▶ **Work to be completed**
Retype the data exactly. Spelling and punctuation stay as they are.

▶ **Provided records**
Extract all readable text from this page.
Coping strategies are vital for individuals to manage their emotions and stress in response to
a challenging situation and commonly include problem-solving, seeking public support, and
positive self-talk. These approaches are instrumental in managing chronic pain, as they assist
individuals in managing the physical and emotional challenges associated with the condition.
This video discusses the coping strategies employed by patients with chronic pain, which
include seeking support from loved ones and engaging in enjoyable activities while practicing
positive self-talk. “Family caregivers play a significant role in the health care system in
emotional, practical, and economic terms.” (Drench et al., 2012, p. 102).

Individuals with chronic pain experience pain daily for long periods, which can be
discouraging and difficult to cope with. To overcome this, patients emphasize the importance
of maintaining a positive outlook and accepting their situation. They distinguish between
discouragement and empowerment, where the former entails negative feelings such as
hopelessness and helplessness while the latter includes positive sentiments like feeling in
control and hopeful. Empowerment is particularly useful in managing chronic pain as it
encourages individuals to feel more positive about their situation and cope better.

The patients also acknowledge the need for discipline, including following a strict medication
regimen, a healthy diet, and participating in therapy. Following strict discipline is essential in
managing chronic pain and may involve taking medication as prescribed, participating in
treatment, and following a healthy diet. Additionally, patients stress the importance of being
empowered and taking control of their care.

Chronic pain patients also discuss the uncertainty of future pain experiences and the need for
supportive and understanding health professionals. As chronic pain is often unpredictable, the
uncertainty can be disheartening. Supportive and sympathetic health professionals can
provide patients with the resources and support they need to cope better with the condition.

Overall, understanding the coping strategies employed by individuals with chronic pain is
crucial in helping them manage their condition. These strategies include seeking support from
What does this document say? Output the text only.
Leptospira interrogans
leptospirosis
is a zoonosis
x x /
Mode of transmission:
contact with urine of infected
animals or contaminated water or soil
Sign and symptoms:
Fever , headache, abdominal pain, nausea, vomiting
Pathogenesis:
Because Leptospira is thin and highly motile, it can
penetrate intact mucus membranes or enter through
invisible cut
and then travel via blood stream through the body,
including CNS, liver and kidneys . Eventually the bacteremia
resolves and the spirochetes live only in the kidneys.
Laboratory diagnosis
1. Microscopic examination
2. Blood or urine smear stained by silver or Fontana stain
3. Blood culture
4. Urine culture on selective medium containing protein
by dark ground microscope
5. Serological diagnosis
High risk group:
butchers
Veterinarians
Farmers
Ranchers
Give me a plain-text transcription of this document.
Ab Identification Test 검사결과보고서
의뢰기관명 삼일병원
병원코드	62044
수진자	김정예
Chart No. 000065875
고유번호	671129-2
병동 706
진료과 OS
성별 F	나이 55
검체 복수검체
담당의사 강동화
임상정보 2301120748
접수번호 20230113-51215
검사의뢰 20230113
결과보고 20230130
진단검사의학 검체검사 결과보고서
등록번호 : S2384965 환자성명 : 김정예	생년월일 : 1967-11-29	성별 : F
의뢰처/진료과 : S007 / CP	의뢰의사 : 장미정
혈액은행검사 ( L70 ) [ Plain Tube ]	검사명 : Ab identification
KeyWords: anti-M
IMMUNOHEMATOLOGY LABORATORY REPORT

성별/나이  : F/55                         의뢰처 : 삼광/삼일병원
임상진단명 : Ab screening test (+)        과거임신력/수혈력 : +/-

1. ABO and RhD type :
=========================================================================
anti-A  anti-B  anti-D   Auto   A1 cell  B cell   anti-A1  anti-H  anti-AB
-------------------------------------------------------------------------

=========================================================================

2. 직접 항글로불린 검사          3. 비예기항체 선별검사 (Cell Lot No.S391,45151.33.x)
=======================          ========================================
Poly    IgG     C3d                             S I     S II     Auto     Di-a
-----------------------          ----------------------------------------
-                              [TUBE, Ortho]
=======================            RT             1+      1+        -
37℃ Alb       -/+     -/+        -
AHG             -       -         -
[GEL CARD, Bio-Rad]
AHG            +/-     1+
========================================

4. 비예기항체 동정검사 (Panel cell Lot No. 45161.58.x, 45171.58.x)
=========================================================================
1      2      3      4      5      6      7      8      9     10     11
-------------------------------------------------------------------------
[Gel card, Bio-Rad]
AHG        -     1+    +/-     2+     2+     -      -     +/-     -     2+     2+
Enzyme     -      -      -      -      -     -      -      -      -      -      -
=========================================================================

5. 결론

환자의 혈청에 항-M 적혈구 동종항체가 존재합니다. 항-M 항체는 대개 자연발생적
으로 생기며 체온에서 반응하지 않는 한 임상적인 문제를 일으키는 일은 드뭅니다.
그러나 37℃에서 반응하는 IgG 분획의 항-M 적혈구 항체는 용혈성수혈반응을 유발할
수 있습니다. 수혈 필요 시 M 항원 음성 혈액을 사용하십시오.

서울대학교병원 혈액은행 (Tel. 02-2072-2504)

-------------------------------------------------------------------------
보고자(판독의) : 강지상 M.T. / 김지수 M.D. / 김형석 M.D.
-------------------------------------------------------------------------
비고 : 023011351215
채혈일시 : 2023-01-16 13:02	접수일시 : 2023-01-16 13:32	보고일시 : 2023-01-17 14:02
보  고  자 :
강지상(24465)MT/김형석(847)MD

▶ **Solution for this problem**
Extract all readable text from this page.
Coping strategies are vital for individuals to manage their emotions and stress in response to
a challenging situation and commonly include problem-solving, seeking public support, and
positive self-talk. These approaches are instrumental in managing chronic pain, as they assist
individuals in managing the physical and emotional challenges associated with the condition.
This video discusses the coping strategies employed by patients with chronic pain, which
include seeking support from loved ones and engaging in enjoyable activities while practicing
positive self-talk. “Family caregivers play a significant role in the health care system in
emotional, practical, and economic terms.” (Drench et al., 2012, p. 102).

Individuals with chronic pain experience pain daily for long periods, which can be
discouraging and difficult to cope with. To overcome this, patients emphasize the importance
of maintaining a positive outlook and accepting their situation. They distinguish between
discouragement and empowerment, where the former entails negative feelings such as
hopelessness and helplessness while the latter includes positive sentiments like feeling in
control and hopeful. Empowerment is particularly useful in managing chronic pain as it
encourages individuals to feel more positive about their situation and cope better.

The patients also acknowledge the need for discipline, including following a strict medication
regimen, a healthy diet, and participating in therapy. Following strict discipline is essential in
managing chronic pain and may involve taking medication as prescribed, participating in
treatment, and following a healthy diet. Additionally, patients stress the importance of being
empowered and taking control of their care.

Chronic pain patients also discuss the uncertainty of future pain experiences and the need for
supportive and understanding health professionals. As chronic pain is often unpredictable, the
uncertainty can be disheartening. Supportive and sympathetic health professionals can
provide patients with the resources and support they need to cope better with the condition.

Overall, understanding the coping strategies employed by individuals with chronic pain is
crucial in helping them manage their condition. These strategies include seeking support from
What does this document say? Output the text only.
Leptospira interrogans
leptospirosis
is a zoonosis
x x /
Mode of transmission:
contact with urine of infected
animals or contaminated water or soil
Sign and symptoms:
Fever , headache, abdominal pain, nausea, vomiting
Pathogenesis:
Because Leptospira is thin and highly motile, it can
penetrate intact mucus membranes or enter through
invisible cut
and then travel via blood stream through the body,
including CNS, liver and kidneys . Eventually the bacteremia
resolves and the spirochetes live only in the kidneys.
Laboratory diagnosis
1. Microscopic examination
2. Blood or urine smear stained by silver or Fontana stain
3. Blood culture
4. Urine culture on selective medium containing protein
by dark ground microscope
5. Serological diagnosis
High risk group:
butchers
Veterinarians
Farmers
Ranchers
Give me a plain-text transcription of this document.
Ab Identification Test 검사결과보고서
의뢰기관명 삼일병원
병원코드	62044
수진자	김정예
Chart No. 000065875
고유번호	671129-2
병동 706
진료과 OS
성별 F	나이 55
검체 복수검체
담당의사 강동화
임상정보 2301120748
접수번호 20230113-51215
검사의뢰 20230113
결과보고 20230130
진단검사의학 검체검사 결과보고서
등록번호 : S2384965 환자성명 : 김정예	생년월일 : 1967-11-29	성별 : F
의뢰처/진료과 : S007 / CP	의뢰의사 : 장미정
혈액은행검사 ( L70 ) [ Plain Tube ]	검사명 : Ab identification
KeyWords: anti-M
IMMUNOHEMATOLOGY LABORATORY REPORT

성별/나이  : F/55                         의뢰처 : 삼광/삼일병원
임상진단명 : Ab screening test (+)        과거임신력/수혈력 : +/-

1. ABO and RhD type :
=========================================================================
anti-A  anti-B  anti-D   Auto   A1 cell  B cell   anti-A1  anti-H  anti-AB
-------------------------------------------------------------------------

=========================================================================

2. 직접 항글로불린 검사          3. 비예기항체 선별검사 (Cell Lot No.S391,45151.33.x)
=======================          ========================================
Poly    IgG     C3d                             S I     S II     Auto     Di-a
-----------------------          ----------------------------------------
-                              [TUBE, Ortho]
=======================            RT             1+      1+        -
37℃ Alb       -/+     -/+        -
AHG             -       -         -
[GEL CARD, Bio-Rad]
AHG            +/-     1+
========================================

4. 비예기항체 동정검사 (Panel cell Lot No. 45161.58.x, 45171.58.x)
=========================================================================
1      2      3      4      5      6      7      8      9     10     11
-------------------------------------------------------------------------
[Gel card, Bio-Rad]
AHG        -     1+    +/-     2+     2+     -      -     +/-     -     2+     2+
Enzyme     -      -      -      -      -     -      -      -      -      -      -
=========================================================================

5. 결론

환자의 혈청에 항-M 적혈구 동종항체가 존재합니다. 항-M 항체는 대개 자연발생적
으로 생기며 체온에서 반응하지 않는 한 임상적인 문제를 일으키는 일은 드뭅니다.
그러나 37℃에서 반응하는 IgG 분획의 항-M 적혈구 항체는 용혈성수혈반응을 유발할
수 있습니다. 수혈 필요 시 M 항원 음성 혈액을 사용하십시오.

서울대학교병원 혈액은행 (Tel. 02-2072-2504)

-------------------------------------------------------------------------
보고자(판독의) : 강지상 M.T. / 김지수 M.D. / 김형석 M.D.
-------------------------------------------------------------------------
비고 : 023011351215
채혈일시 : 2023-01-16 13:02	접수일시 : 2023-01-16 13:32	보고일시 : 2023-01-17 14:02
보  고  자 :
강지상(24465)MT/김형석(847)MD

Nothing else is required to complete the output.